Stored data entries

▼

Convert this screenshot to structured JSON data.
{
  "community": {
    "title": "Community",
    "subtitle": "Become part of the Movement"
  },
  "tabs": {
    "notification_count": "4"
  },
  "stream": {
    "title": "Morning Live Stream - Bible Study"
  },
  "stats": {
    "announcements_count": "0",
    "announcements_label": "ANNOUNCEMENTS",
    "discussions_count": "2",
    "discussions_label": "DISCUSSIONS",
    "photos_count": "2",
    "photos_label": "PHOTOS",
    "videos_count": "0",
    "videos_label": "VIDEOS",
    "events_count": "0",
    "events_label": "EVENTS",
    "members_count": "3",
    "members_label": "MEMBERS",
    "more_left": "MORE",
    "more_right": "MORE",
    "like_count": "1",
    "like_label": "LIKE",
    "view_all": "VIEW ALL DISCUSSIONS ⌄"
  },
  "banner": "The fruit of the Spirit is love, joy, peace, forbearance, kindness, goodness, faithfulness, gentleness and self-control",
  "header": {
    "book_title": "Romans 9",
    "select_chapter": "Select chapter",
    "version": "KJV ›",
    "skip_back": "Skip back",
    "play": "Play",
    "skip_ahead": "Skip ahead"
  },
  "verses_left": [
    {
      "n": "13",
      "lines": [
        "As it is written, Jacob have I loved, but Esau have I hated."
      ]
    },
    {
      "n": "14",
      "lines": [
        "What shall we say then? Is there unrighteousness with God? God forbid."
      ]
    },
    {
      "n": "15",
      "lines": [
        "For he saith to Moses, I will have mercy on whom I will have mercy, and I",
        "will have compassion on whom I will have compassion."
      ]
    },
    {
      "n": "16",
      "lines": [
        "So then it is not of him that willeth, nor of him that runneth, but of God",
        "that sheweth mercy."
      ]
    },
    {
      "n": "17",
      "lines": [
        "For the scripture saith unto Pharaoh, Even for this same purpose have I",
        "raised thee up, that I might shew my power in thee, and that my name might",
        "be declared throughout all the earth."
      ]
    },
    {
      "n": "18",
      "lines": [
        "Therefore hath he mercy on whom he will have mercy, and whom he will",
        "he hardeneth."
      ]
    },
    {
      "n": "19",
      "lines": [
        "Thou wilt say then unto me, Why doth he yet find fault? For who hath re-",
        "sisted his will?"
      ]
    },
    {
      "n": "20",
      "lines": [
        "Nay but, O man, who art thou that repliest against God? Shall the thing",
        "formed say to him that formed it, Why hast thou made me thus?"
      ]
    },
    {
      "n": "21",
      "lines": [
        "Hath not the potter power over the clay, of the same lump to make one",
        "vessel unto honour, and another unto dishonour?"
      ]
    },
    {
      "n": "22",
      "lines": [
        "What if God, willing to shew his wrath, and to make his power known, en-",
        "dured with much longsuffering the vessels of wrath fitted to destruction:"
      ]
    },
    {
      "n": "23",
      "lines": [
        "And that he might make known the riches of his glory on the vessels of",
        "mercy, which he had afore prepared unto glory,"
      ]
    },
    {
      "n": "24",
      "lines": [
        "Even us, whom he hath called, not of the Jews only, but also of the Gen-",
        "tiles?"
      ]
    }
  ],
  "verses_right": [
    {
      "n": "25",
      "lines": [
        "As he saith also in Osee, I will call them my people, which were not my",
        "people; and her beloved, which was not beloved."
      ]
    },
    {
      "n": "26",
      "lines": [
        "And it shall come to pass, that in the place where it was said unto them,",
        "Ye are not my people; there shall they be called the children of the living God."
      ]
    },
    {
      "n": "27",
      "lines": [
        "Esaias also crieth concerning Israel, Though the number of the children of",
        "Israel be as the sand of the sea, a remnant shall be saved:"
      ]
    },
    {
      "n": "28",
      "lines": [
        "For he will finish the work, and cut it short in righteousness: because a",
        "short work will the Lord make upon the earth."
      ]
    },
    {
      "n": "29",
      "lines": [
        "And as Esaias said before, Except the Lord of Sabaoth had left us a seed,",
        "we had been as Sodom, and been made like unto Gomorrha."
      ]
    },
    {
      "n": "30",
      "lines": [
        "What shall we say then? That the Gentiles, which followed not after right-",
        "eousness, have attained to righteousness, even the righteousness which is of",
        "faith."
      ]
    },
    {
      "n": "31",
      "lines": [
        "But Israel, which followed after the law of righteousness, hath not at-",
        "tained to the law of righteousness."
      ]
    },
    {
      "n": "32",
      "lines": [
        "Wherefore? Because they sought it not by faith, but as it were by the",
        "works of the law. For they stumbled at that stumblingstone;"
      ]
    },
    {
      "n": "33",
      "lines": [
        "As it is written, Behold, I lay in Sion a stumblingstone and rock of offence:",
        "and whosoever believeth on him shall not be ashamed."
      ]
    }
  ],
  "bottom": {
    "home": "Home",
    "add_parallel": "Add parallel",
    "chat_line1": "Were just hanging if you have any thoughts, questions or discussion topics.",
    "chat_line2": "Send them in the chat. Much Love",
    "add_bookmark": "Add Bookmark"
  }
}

▲

Exercise prompt —
Retype the listing above in full, with no alterations.

Answer below —
Convert this screenshot to structured JSON data.
{
  "community": {
    "title": "Community",
    "subtitle": "Become part of the Movement"
  },
  "tabs": {
    "notification_count": "4"
  },
  "stream": {
    "title": "Morning Live Stream - Bible Study"
  },
  "stats": {
    "announcements_count": "0",
    "announcements_label": "ANNOUNCEMENTS",
    "discussions_count": "2",
    "discussions_label": "DISCUSSIONS",
    "photos_count": "2",
    "photos_label": "PHOTOS",
    "videos_count": "0",
    "videos_label": "VIDEOS",
    "events_count": "0",
    "events_label": "EVENTS",
    "members_count": "3",
    "members_label": "MEMBERS",
    "more_left": "MORE",
    "more_right": "MORE",
    "like_count": "1",
    "like_label": "LIKE",
    "view_all": "VIEW ALL DISCUSSIONS ⌄"
  },
  "banner": "The fruit of the Spirit is love, joy, peace, forbearance, kindness, goodness, faithfulness, gentleness and self-control",
  "header": {
    "book_title": "Romans 9",
    "select_chapter": "Select chapter",
    "version": "KJV ›",
    "skip_back": "Skip back",
    "play": "Play",
    "skip_ahead": "Skip ahead"
  },
  "verses_left": [
    {
      "n": "13",
      "lines": [
        "As it is written, Jacob have I loved, but Esau have I hated."
      ]
    },
    {
      "n": "14",
      "lines": [
        "What shall we say then? Is there unrighteousness with God? God forbid."
      ]
    },
    {
      "n": "15",
      "lines": [
        "For he saith to Moses, I will have mercy on whom I will have mercy, and I",
        "will have compassion on whom I will have compassion."
      ]
    },
    {
      "n": "16",
      "lines": [
        "So then it is not of him that willeth, nor of him that runneth, but of God",
        "that sheweth mercy."
      ]
    },
    {
      "n": "17",
      "lines": [
        "For the scripture saith unto Pharaoh, Even for this same purpose have I",
        "raised thee up, that I might shew my power in thee, and that my name might",
        "be declared throughout all the earth."
      ]
    },
    {
      "n": "18",
      "lines": [
        "Therefore hath he mercy on whom he will have mercy, and whom he will",
        "he hardeneth."
      ]
    },
    {
      "n": "19",
      "lines": [
        "Thou wilt say then unto me, Why doth he yet find fault? For who hath re-",
        "sisted his will?"
      ]
    },
    {
      "n": "20",
      "lines": [
        "Nay but, O man, who art thou that repliest against God? Shall the thing",
        "formed say to him that formed it, Why hast thou made me thus?"
      ]
    },
    {
      "n": "21",
      "lines": [
        "Hath not the potter power over the clay, of the same lump to make one",
        "vessel unto honour, and another unto dishonour?"
      ]
    },
    {
      "n": "22",
      "lines": [
        "What if God, willing to shew his wrath, and to make his power known, en-",
        "dured with much longsuffering the vessels of wrath fitted to destruction:"
      ]
    },
    {
      "n": "23",
      "lines": [
        "And that he might make known the riches of his glory on the vessels of",
        "mercy, which he had afore prepared unto glory,"
      ]
    },
    {
      "n": "24",
      "lines": [
        "Even us, whom he hath called, not of the Jews only, but also of the Gen-",
        "tiles?"
      ]
    }
  ],
  "verses_right": [
    {
      "n": "25",
      "lines": [
        "As he saith also in Osee, I will call them my people, which were not my",
        "people; and her beloved, which was not beloved."
      ]
    },
    {
      "n": "26",
      "lines": [
        "And it shall come to pass, that in the place where it was said unto them,",
        "Ye are not my people; there shall they be called the children of the living God."
      ]
    },
    {
      "n": "27",
      "lines": [
        "Esaias also crieth concerning Israel, Though the number of the children of",
        "Israel be as the sand of the sea, a remnant shall be saved:"
      ]
    },
    {
      "n": "28",
      "lines": [
        "For he will finish the work, and cut it short in righteousness: because a",
        "short work will the Lord make upon the earth."
      ]
    },
    {
      "n": "29",
      "lines": [
        "And as Esaias said before, Except the Lord of Sabaoth had left us a seed,",
        "we had been as Sodom, and been made like unto Gomorrha."
      ]
    },
    {
      "n": "30",
      "lines": [
        "What shall we say then? That the Gentiles, which followed not after right-",
        "eousness, have attained to righteousness, even the righteousness which is of",
        "faith."
      ]
    },
    {
      "n": "31",
      "lines": [
        "But Israel, which followed after the law of righteousness, hath not at-",
        "tained to the law of righteousness."
      ]
    },
    {
      "n": "32",
      "lines": [
        "Wherefore? Because they sought it not by faith, but as it were by the",
        "works of the law. For they stumbled at that stumblingstone;"
      ]
    },
    {
      "n": "33",
      "lines": [
        "As it is written, Behold, I lay in Sion a stumblingstone and rock of offence:",
        "and whosoever believeth on him shall not be ashamed."
      ]
    }
  ],
  "bottom": {
    "home": "Home",
    "add_parallel": "Add parallel",
    "chat_line1": "Were just hanging if you have any thoughts, questions or discussion topics.",
    "chat_line2": "Send them in the chat. Much Love",
    "add_bookmark": "Add Bookmark"
  }
}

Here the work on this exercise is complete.